▶ **OBJECTIVE**: Write out the data below exactly as given, without any of its pictures.

### INFORMATION SHOWN ###

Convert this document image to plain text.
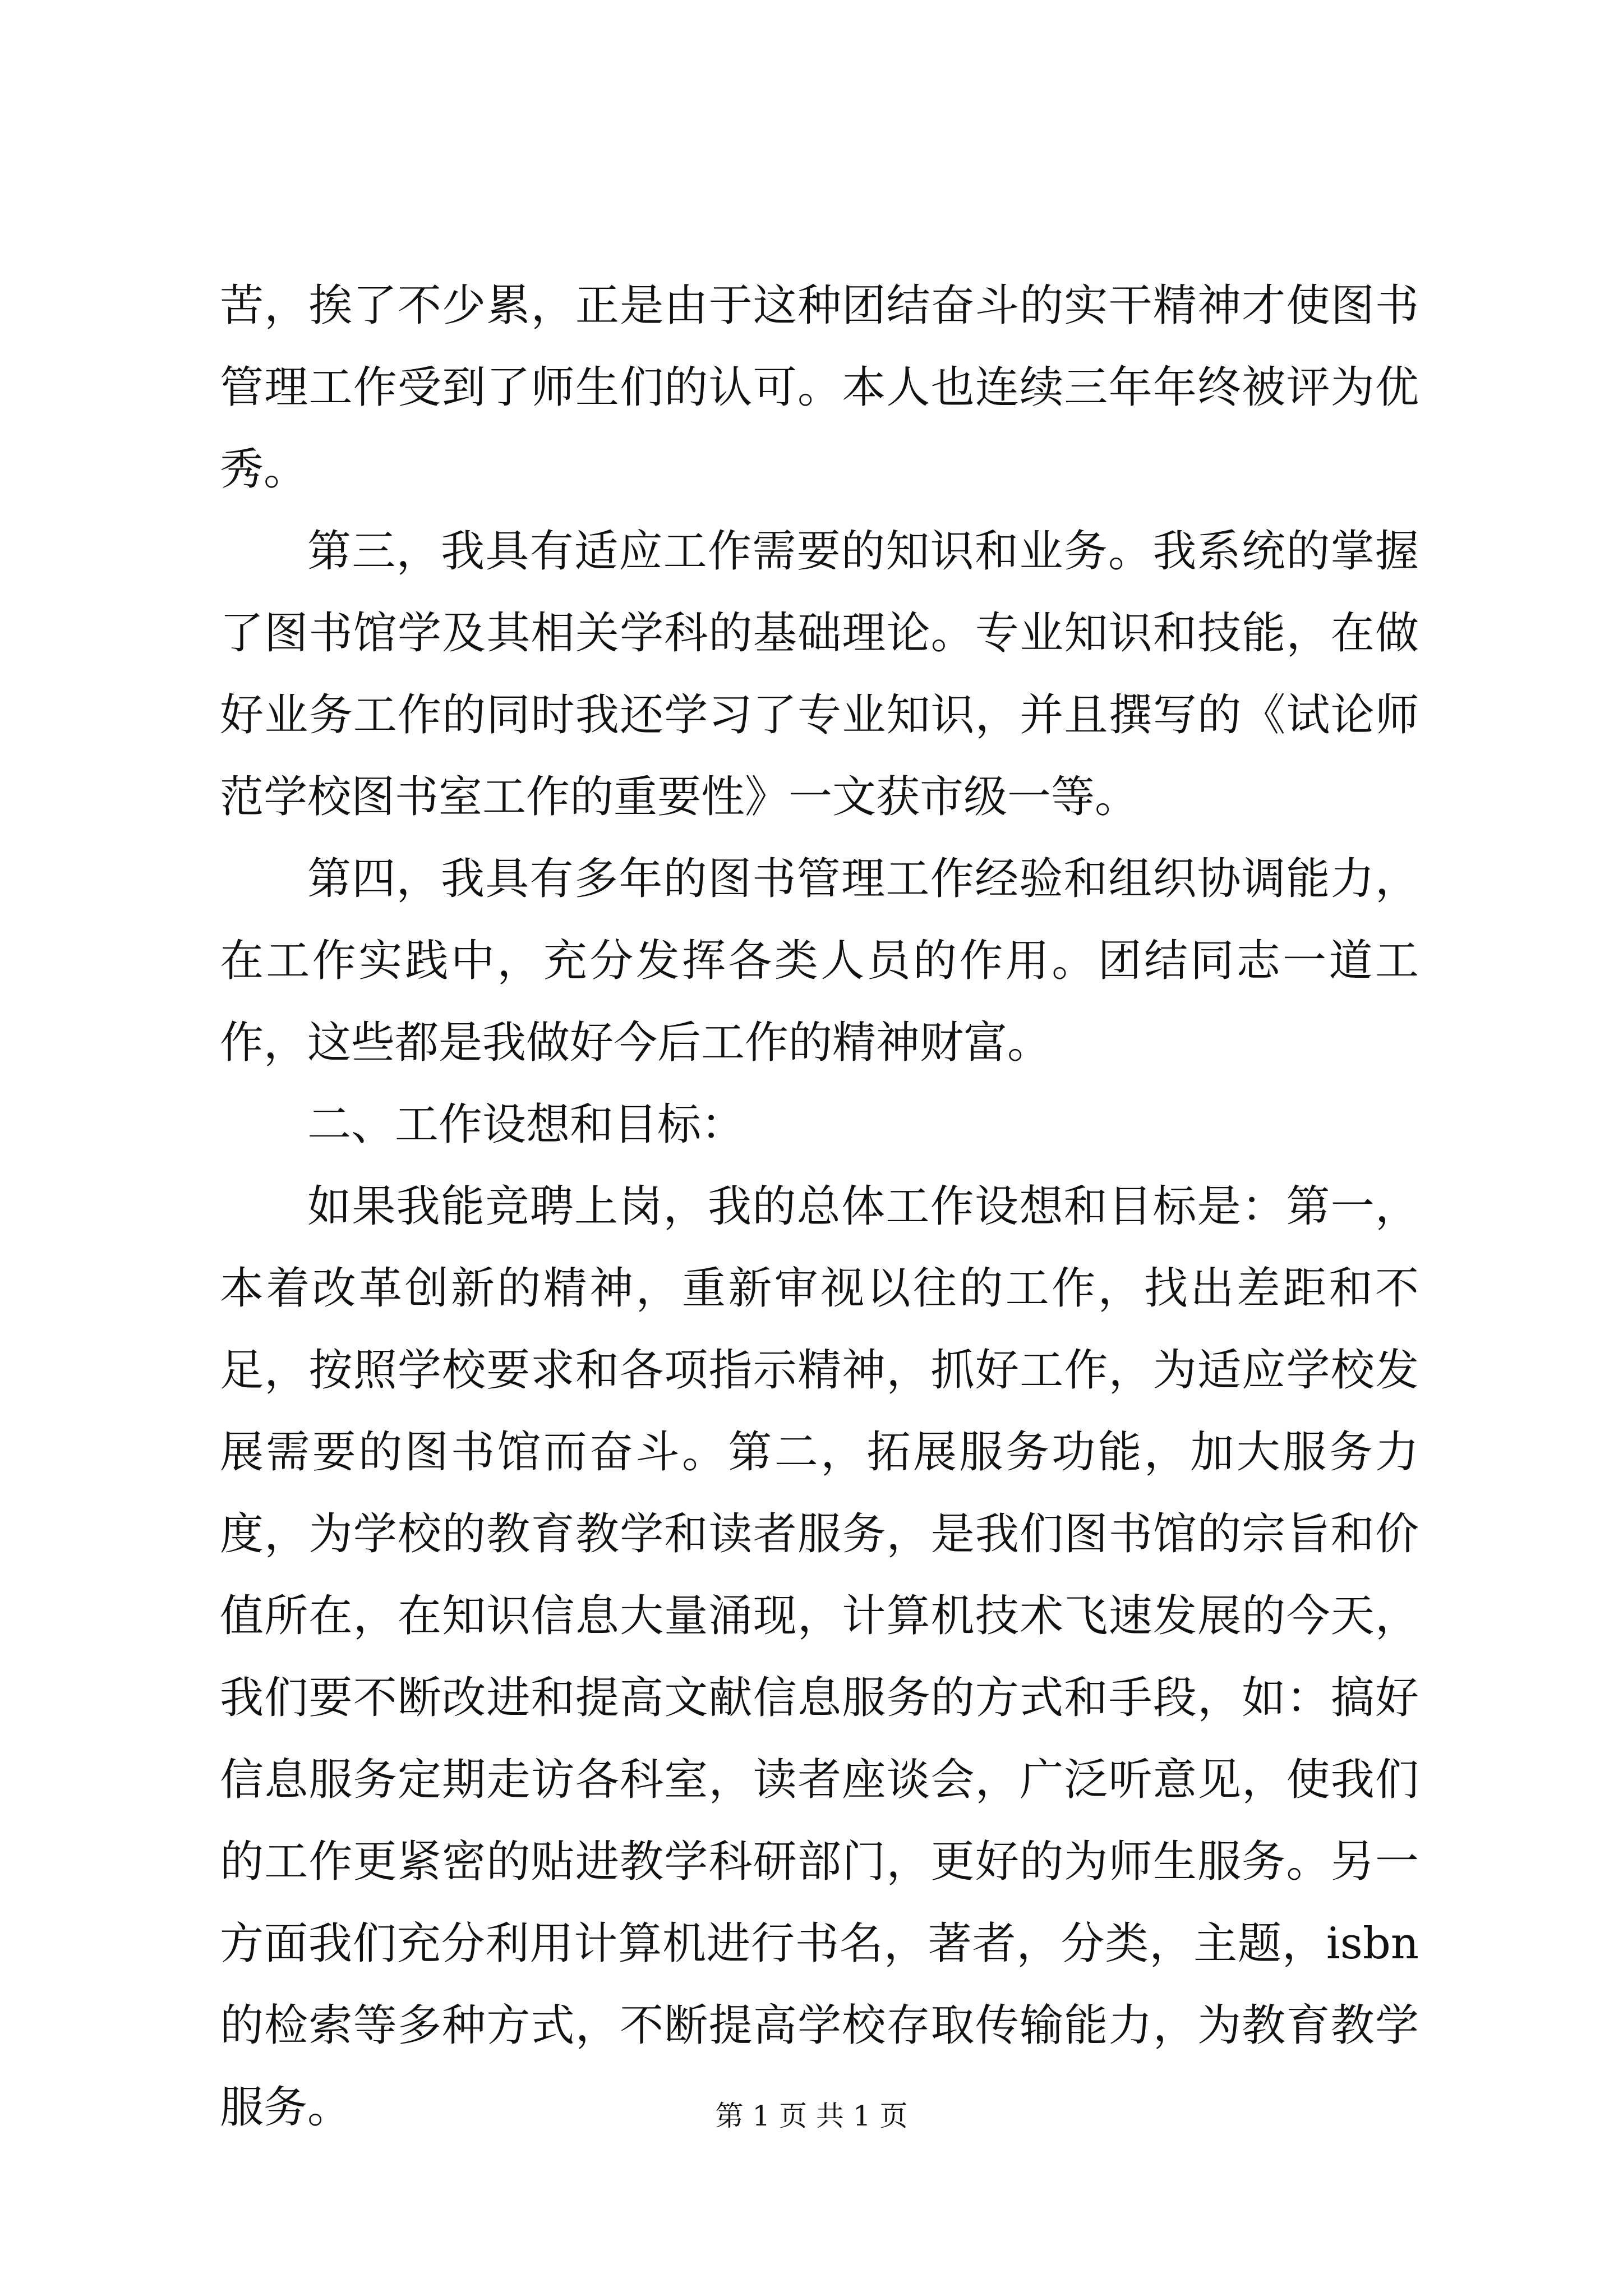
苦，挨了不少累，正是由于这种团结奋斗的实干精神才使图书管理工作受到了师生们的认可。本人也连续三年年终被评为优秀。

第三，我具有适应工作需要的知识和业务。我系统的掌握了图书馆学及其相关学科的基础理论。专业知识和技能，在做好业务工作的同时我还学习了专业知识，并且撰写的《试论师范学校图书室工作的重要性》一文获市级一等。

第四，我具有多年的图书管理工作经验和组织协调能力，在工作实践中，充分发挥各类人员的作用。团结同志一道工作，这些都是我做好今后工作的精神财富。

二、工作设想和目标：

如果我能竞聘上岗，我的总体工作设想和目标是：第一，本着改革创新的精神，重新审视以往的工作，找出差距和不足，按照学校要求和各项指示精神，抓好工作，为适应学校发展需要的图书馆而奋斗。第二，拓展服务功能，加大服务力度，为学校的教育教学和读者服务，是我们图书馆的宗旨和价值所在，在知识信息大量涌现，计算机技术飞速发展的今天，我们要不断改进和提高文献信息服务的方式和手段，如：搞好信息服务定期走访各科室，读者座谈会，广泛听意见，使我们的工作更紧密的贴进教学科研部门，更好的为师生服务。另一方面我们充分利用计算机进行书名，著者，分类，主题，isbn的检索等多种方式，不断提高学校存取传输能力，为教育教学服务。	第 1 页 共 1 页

###

▶ **FINAL RESULT**:
Convert this document image to plain text.
苦，挨了不少累，正是由于这种团结奋斗的实干精神才使图书管理工作受到了师生们的认可。本人也连续三年年终被评为优秀。

第三，我具有适应工作需要的知识和业务。我系统的掌握了图书馆学及其相关学科的基础理论。专业知识和技能，在做好业务工作的同时我还学习了专业知识，并且撰写的《试论师范学校图书室工作的重要性》一文获市级一等。

第四，我具有多年的图书管理工作经验和组织协调能力，在工作实践中，充分发挥各类人员的作用。团结同志一道工作，这些都是我做好今后工作的精神财富。

二、工作设想和目标：

如果我能竞聘上岗，我的总体工作设想和目标是：第一，本着改革创新的精神，重新审视以往的工作，找出差距和不足，按照学校要求和各项指示精神，抓好工作，为适应学校发展需要的图书馆而奋斗。第二，拓展服务功能，加大服务力度，为学校的教育教学和读者服务，是我们图书馆的宗旨和价值所在，在知识信息大量涌现，计算机技术飞速发展的今天，我们要不断改进和提高文献信息服务的方式和手段，如：搞好信息服务定期走访各科室，读者座谈会，广泛听意见，使我们的工作更紧密的贴进教学科研部门，更好的为师生服务。另一方面我们充分利用计算机进行书名，著者，分类，主题，isbn的检索等多种方式，不断提高学校存取传输能力，为教育教学服务。	第 1 页 共 1 页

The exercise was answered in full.